### Stated exercise:
Go through the listing and write out all of it exactly.

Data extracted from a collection
## START
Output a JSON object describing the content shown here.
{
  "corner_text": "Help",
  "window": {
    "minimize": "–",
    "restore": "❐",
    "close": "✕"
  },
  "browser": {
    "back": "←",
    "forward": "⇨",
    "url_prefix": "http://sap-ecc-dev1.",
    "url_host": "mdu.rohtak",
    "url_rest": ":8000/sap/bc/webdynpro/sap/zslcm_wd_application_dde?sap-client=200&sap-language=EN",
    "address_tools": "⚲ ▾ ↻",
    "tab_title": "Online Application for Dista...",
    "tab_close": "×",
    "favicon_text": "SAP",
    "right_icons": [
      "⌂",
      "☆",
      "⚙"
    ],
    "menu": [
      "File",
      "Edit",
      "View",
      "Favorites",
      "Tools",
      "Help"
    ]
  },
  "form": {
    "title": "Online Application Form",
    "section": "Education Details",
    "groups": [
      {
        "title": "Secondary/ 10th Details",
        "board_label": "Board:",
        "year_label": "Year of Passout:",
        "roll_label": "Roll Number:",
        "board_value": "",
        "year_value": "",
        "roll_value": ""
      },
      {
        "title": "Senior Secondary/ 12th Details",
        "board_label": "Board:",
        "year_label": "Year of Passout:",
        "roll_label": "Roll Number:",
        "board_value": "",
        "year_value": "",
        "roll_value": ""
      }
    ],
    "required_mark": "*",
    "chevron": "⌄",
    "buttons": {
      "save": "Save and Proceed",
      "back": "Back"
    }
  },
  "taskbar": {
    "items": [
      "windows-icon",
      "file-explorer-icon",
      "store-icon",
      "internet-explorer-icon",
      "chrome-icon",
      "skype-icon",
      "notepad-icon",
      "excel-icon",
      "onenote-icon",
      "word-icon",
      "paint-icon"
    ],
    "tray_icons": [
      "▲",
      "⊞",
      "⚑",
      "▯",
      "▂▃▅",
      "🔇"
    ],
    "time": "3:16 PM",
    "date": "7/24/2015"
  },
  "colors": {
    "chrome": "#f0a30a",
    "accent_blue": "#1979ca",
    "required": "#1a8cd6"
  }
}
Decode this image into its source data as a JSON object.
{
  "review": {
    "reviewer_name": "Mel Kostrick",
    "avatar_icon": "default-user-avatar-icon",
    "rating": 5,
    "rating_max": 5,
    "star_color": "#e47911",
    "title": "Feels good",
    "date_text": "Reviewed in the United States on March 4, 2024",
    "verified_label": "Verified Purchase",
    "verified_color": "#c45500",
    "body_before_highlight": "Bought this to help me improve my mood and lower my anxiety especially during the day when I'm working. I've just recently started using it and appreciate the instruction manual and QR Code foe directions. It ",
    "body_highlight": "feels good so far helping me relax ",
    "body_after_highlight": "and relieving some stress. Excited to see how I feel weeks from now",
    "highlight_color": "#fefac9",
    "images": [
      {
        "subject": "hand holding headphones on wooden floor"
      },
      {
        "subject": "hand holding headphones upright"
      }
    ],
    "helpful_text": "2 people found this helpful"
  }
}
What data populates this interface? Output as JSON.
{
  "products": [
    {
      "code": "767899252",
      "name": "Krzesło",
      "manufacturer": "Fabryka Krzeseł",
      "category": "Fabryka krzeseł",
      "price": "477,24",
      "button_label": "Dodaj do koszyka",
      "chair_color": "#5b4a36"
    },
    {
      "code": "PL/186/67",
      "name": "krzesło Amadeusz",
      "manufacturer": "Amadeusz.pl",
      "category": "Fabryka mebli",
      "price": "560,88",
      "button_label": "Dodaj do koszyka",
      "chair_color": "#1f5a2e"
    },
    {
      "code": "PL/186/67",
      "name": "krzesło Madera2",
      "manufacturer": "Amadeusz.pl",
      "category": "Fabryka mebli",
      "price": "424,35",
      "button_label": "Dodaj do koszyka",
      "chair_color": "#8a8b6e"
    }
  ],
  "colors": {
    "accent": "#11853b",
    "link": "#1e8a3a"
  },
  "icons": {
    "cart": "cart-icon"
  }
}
## END
### Output below:
Output a JSON object describing the content shown here.
{
  "corner_text": "Help",
  "window": {
    "minimize": "–",
    "restore": "❐",
    "close": "✕"
  },
  "browser": {
    "back": "←",
    "forward": "⇨",
    "url_prefix": "http://sap-ecc-dev1.",
    "url_host": "mdu.rohtak",
    "url_rest": ":8000/sap/bc/webdynpro/sap/zslcm_wd_application_dde?sap-client=200&sap-language=EN",
    "address_tools": "⚲ ▾ ↻",
    "tab_title": "Online Application for Dista...",
    "tab_close": "×",
    "favicon_text": "SAP",
    "right_icons": [
      "⌂",
      "☆",
      "⚙"
    ],
    "menu": [
      "File",
      "Edit",
      "View",
      "Favorites",
      "Tools",
      "Help"
    ]
  },
  "form": {
    "title": "Online Application Form",
    "section": "Education Details",
    "groups": [
      {
        "title": "Secondary/ 10th Details",
        "board_label": "Board:",
        "year_label": "Year of Passout:",
        "roll_label": "Roll Number:",
        "board_value": "",
        "year_value": "",
        "roll_value": ""
      },
      {
        "title": "Senior Secondary/ 12th Details",
        "board_label": "Board:",
        "year_label": "Year of Passout:",
        "roll_label": "Roll Number:",
        "board_value": "",
        "year_value": "",
        "roll_value": ""
      }
    ],
    "required_mark": "*",
    "chevron": "⌄",
    "buttons": {
      "save": "Save and Proceed",
      "back": "Back"
    }
  },
  "taskbar": {
    "items": [
      "windows-icon",
      "file-explorer-icon",
      "store-icon",
      "internet-explorer-icon",
      "chrome-icon",
      "skype-icon",
      "notepad-icon",
      "excel-icon",
      "onenote-icon",
      "word-icon",
      "paint-icon"
    ],
    "tray_icons": [
      "▲",
      "⊞",
      "⚑",
      "▯",
      "▂▃▅",
      "🔇"
    ],
    "time": "3:16 PM",
    "date": "7/24/2015"
  },
  "colors": {
    "chrome": "#f0a30a",
    "accent_blue": "#1979ca",
    "required": "#1a8cd6"
  }
}
Decode this image into its source data as a JSON object.
{
  "review": {
    "reviewer_name": "Mel Kostrick",
    "avatar_icon": "default-user-avatar-icon",
    "rating": 5,
    "rating_max": 5,
    "star_color": "#e47911",
    "title": "Feels good",
    "date_text": "Reviewed in the United States on March 4, 2024",
    "verified_label": "Verified Purchase",
    "verified_color": "#c45500",
    "body_before_highlight": "Bought this to help me improve my mood and lower my anxiety especially during the day when I'm working. I've just recently started using it and appreciate the instruction manual and QR Code foe directions. It ",
    "body_highlight": "feels good so far helping me relax ",
    "body_after_highlight": "and relieving some stress. Excited to see how I feel weeks from now",
    "highlight_color": "#fefac9",
    "images": [
      {
        "subject": "hand holding headphones on wooden floor"
      },
      {
        "subject": "hand holding headphones upright"
      }
    ],
    "helpful_text": "2 people found this helpful"
  }
}
What data populates this interface? Output as JSON.
{
  "products": [
    {
      "code": "767899252",
      "name": "Krzesło",
      "manufacturer": "Fabryka Krzeseł",
      "category": "Fabryka krzeseł",
      "price": "477,24",
      "button_label": "Dodaj do koszyka",
      "chair_color": "#5b4a36"
    },
    {
      "code": "PL/186/67",
      "name": "krzesło Amadeusz",
      "manufacturer": "Amadeusz.pl",
      "category": "Fabryka mebli",
      "price": "560,88",
      "button_label": "Dodaj do koszyka",
      "chair_color": "#1f5a2e"
    },
    {
      "code": "PL/186/67",
      "name": "krzesło Madera2",
      "manufacturer": "Amadeusz.pl",
      "category": "Fabryka mebli",
      "price": "424,35",
      "button_label": "Dodaj do koszyka",
      "chair_color": "#8a8b6e"
    }
  ],
  "colors": {
    "accent": "#11853b",
    "link": "#1e8a3a"
  },
  "icons": {
    "cart": "cart-icon"
  }
}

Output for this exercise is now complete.